• **Dataset records**:

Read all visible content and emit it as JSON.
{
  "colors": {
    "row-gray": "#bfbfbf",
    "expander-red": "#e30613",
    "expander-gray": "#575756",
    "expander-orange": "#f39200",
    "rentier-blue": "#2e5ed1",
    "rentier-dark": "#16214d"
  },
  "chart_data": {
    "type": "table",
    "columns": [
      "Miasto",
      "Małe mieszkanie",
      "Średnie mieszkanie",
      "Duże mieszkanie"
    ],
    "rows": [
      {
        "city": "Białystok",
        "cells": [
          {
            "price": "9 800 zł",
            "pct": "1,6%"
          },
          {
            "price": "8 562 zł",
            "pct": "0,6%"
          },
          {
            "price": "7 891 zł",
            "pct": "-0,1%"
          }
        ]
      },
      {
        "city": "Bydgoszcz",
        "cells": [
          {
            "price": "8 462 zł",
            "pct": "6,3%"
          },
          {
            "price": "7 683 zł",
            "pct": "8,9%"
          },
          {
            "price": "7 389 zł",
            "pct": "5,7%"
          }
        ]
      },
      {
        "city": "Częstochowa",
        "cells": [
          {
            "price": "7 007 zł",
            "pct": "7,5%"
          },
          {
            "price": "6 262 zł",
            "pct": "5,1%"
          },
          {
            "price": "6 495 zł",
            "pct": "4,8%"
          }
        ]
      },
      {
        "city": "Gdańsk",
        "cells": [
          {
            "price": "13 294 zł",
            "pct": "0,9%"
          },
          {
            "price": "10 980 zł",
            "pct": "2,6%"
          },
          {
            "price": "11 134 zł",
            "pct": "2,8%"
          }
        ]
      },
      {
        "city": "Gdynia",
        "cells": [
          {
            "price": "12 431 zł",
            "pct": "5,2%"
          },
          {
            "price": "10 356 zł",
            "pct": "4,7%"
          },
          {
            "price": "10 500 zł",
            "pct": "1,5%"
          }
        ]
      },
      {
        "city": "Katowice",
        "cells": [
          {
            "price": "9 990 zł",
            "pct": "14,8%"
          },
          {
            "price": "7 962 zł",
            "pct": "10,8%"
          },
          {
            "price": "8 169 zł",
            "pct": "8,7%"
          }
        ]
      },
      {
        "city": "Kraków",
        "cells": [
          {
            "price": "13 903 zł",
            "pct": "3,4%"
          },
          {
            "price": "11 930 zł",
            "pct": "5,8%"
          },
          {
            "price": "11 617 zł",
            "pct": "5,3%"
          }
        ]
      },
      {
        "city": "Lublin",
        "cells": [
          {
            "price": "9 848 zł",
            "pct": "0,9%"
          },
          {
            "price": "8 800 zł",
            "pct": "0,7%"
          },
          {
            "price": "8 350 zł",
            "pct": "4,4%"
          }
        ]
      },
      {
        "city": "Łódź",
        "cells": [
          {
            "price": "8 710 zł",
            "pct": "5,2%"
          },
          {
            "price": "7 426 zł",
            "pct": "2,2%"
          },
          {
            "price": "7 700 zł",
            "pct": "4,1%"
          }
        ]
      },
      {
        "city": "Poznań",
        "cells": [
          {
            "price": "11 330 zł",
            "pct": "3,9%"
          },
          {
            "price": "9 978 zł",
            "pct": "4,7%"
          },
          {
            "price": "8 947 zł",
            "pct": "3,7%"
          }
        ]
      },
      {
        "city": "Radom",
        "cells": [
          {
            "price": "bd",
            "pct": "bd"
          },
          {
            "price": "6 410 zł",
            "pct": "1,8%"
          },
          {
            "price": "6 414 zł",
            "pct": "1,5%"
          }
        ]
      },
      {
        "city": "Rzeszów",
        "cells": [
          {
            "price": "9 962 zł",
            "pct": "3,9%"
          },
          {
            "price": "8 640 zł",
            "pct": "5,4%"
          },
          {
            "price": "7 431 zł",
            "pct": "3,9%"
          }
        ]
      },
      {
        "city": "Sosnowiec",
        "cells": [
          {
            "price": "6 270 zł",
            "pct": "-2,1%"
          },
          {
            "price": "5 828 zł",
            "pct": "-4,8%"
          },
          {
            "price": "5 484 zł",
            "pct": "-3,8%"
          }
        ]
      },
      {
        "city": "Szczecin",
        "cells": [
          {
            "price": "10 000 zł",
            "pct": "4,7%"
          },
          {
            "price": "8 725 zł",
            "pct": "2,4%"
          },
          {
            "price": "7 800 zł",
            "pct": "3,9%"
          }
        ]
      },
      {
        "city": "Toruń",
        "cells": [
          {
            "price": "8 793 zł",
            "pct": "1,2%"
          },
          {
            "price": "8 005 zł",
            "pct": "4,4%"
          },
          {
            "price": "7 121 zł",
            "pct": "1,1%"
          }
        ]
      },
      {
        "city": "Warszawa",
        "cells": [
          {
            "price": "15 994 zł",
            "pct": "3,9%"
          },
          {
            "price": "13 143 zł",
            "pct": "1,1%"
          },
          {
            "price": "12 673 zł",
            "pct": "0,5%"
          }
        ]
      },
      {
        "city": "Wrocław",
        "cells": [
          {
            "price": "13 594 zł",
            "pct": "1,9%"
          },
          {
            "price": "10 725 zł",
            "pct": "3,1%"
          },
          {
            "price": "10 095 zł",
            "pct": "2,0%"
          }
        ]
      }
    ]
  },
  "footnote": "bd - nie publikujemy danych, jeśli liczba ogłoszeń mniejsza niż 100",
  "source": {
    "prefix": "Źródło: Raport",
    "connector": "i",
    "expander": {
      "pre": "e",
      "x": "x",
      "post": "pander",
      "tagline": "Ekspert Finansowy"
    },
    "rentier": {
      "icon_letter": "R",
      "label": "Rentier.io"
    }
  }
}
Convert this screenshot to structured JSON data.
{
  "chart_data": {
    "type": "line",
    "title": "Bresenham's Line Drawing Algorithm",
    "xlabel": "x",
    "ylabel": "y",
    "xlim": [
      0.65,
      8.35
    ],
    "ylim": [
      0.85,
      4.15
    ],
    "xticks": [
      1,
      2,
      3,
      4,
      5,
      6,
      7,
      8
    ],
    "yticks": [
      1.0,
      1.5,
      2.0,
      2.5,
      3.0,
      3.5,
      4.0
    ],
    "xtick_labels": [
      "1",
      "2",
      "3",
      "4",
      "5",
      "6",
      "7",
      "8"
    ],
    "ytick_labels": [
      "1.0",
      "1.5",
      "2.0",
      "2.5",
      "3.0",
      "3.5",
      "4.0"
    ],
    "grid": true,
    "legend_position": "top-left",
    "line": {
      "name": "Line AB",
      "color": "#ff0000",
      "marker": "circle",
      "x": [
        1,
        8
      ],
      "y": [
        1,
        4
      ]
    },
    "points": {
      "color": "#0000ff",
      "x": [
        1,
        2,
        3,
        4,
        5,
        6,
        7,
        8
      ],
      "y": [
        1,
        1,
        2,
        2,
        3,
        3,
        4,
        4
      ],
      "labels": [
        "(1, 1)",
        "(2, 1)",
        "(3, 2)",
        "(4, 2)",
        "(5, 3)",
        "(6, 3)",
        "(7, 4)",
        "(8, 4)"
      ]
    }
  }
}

• **Stated task**: Set every line of the listing down word for word.

• **Response to the task**:
Read all visible content and emit it as JSON.
{
  "colors": {
    "row-gray": "#bfbfbf",
    "expander-red": "#e30613",
    "expander-gray": "#575756",
    "expander-orange": "#f39200",
    "rentier-blue": "#2e5ed1",
    "rentier-dark": "#16214d"
  },
  "chart_data": {
    "type": "table",
    "columns": [
      "Miasto",
      "Małe mieszkanie",
      "Średnie mieszkanie",
      "Duże mieszkanie"
    ],
    "rows": [
      {
        "city": "Białystok",
        "cells": [
          {
            "price": "9 800 zł",
            "pct": "1,6%"
          },
          {
            "price": "8 562 zł",
            "pct": "0,6%"
          },
          {
            "price": "7 891 zł",
            "pct": "-0,1%"
          }
        ]
      },
      {
        "city": "Bydgoszcz",
        "cells": [
          {
            "price": "8 462 zł",
            "pct": "6,3%"
          },
          {
            "price": "7 683 zł",
            "pct": "8,9%"
          },
          {
            "price": "7 389 zł",
            "pct": "5,7%"
          }
        ]
      },
      {
        "city": "Częstochowa",
        "cells": [
          {
            "price": "7 007 zł",
            "pct": "7,5%"
          },
          {
            "price": "6 262 zł",
            "pct": "5,1%"
          },
          {
            "price": "6 495 zł",
            "pct": "4,8%"
          }
        ]
      },
      {
        "city": "Gdańsk",
        "cells": [
          {
            "price": "13 294 zł",
            "pct": "0,9%"
          },
          {
            "price": "10 980 zł",
            "pct": "2,6%"
          },
          {
            "price": "11 134 zł",
            "pct": "2,8%"
          }
        ]
      },
      {
        "city": "Gdynia",
        "cells": [
          {
            "price": "12 431 zł",
            "pct": "5,2%"
          },
          {
            "price": "10 356 zł",
            "pct": "4,7%"
          },
          {
            "price": "10 500 zł",
            "pct": "1,5%"
          }
        ]
      },
      {
        "city": "Katowice",
        "cells": [
          {
            "price": "9 990 zł",
            "pct": "14,8%"
          },
          {
            "price": "7 962 zł",
            "pct": "10,8%"
          },
          {
            "price": "8 169 zł",
            "pct": "8,7%"
          }
        ]
      },
      {
        "city": "Kraków",
        "cells": [
          {
            "price": "13 903 zł",
            "pct": "3,4%"
          },
          {
            "price": "11 930 zł",
            "pct": "5,8%"
          },
          {
            "price": "11 617 zł",
            "pct": "5,3%"
          }
        ]
      },
      {
        "city": "Lublin",
        "cells": [
          {
            "price": "9 848 zł",
            "pct": "0,9%"
          },
          {
            "price": "8 800 zł",
            "pct": "0,7%"
          },
          {
            "price": "8 350 zł",
            "pct": "4,4%"
          }
        ]
      },
      {
        "city": "Łódź",
        "cells": [
          {
            "price": "8 710 zł",
            "pct": "5,2%"
          },
          {
            "price": "7 426 zł",
            "pct": "2,2%"
          },
          {
            "price": "7 700 zł",
            "pct": "4,1%"
          }
        ]
      },
      {
        "city": "Poznań",
        "cells": [
          {
            "price": "11 330 zł",
            "pct": "3,9%"
          },
          {
            "price": "9 978 zł",
            "pct": "4,7%"
          },
          {
            "price": "8 947 zł",
            "pct": "3,7%"
          }
        ]
      },
      {
        "city": "Radom",
        "cells": [
          {
            "price": "bd",
            "pct": "bd"
          },
          {
            "price": "6 410 zł",
            "pct": "1,8%"
          },
          {
            "price": "6 414 zł",
            "pct": "1,5%"
          }
        ]
      },
      {
        "city": "Rzeszów",
        "cells": [
          {
            "price": "9 962 zł",
            "pct": "3,9%"
          },
          {
            "price": "8 640 zł",
            "pct": "5,4%"
          },
          {
            "price": "7 431 zł",
            "pct": "3,9%"
          }
        ]
      },
      {
        "city": "Sosnowiec",
        "cells": [
          {
            "price": "6 270 zł",
            "pct": "-2,1%"
          },
          {
            "price": "5 828 zł",
            "pct": "-4,8%"
          },
          {
            "price": "5 484 zł",
            "pct": "-3,8%"
          }
        ]
      },
      {
        "city": "Szczecin",
        "cells": [
          {
            "price": "10 000 zł",
            "pct": "4,7%"
          },
          {
            "price": "8 725 zł",
            "pct": "2,4%"
          },
          {
            "price": "7 800 zł",
            "pct": "3,9%"
          }
        ]
      },
      {
        "city": "Toruń",
        "cells": [
          {
            "price": "8 793 zł",
            "pct": "1,2%"
          },
          {
            "price": "8 005 zł",
            "pct": "4,4%"
          },
          {
            "price": "7 121 zł",
            "pct": "1,1%"
          }
        ]
      },
      {
        "city": "Warszawa",
        "cells": [
          {
            "price": "15 994 zł",
            "pct": "3,9%"
          },
          {
            "price": "13 143 zł",
            "pct": "1,1%"
          },
          {
            "price": "12 673 zł",
            "pct": "0,5%"
          }
        ]
      },
      {
        "city": "Wrocław",
        "cells": [
          {
            "price": "13 594 zł",
            "pct": "1,9%"
          },
          {
            "price": "10 725 zł",
            "pct": "3,1%"
          },
          {
            "price": "10 095 zł",
            "pct": "2,0%"
          }
        ]
      }
    ]
  },
  "footnote": "bd - nie publikujemy danych, jeśli liczba ogłoszeń mniejsza niż 100",
  "source": {
    "prefix": "Źródło: Raport",
    "connector": "i",
    "expander": {
      "pre": "e",
      "x": "x",
      "post": "pander",
      "tagline": "Ekspert Finansowy"
    },
    "rentier": {
      "icon_letter": "R",
      "label": "Rentier.io"
    }
  }
}
Convert this screenshot to structured JSON data.
{
  "chart_data": {
    "type": "line",
    "title": "Bresenham's Line Drawing Algorithm",
    "xlabel": "x",
    "ylabel": "y",
    "xlim": [
      0.65,
      8.35
    ],
    "ylim": [
      0.85,
      4.15
    ],
    "xticks": [
      1,
      2,
      3,
      4,
      5,
      6,
      7,
      8
    ],
    "yticks": [
      1.0,
      1.5,
      2.0,
      2.5,
      3.0,
      3.5,
      4.0
    ],
    "xtick_labels": [
      "1",
      "2",
      "3",
      "4",
      "5",
      "6",
      "7",
      "8"
    ],
    "ytick_labels": [
      "1.0",
      "1.5",
      "2.0",
      "2.5",
      "3.0",
      "3.5",
      "4.0"
    ],
    "grid": true,
    "legend_position": "top-left",
    "line": {
      "name": "Line AB",
      "color": "#ff0000",
      "marker": "circle",
      "x": [
        1,
        8
      ],
      "y": [
        1,
        4
      ]
    },
    "points": {
      "color": "#0000ff",
      "x": [
        1,
        2,
        3,
        4,
        5,
        6,
        7,
        8
      ],
      "y": [
        1,
        1,
        2,
        2,
        3,
        3,
        4,
        4
      ],
      "labels": [
        "(1, 1)",
        "(2, 1)",
        "(3, 2)",
        "(4, 2)",
        "(5, 3)",
        "(6, 3)",
        "(7, 4)",
        "(8, 4)"
      ]
    }
  }
}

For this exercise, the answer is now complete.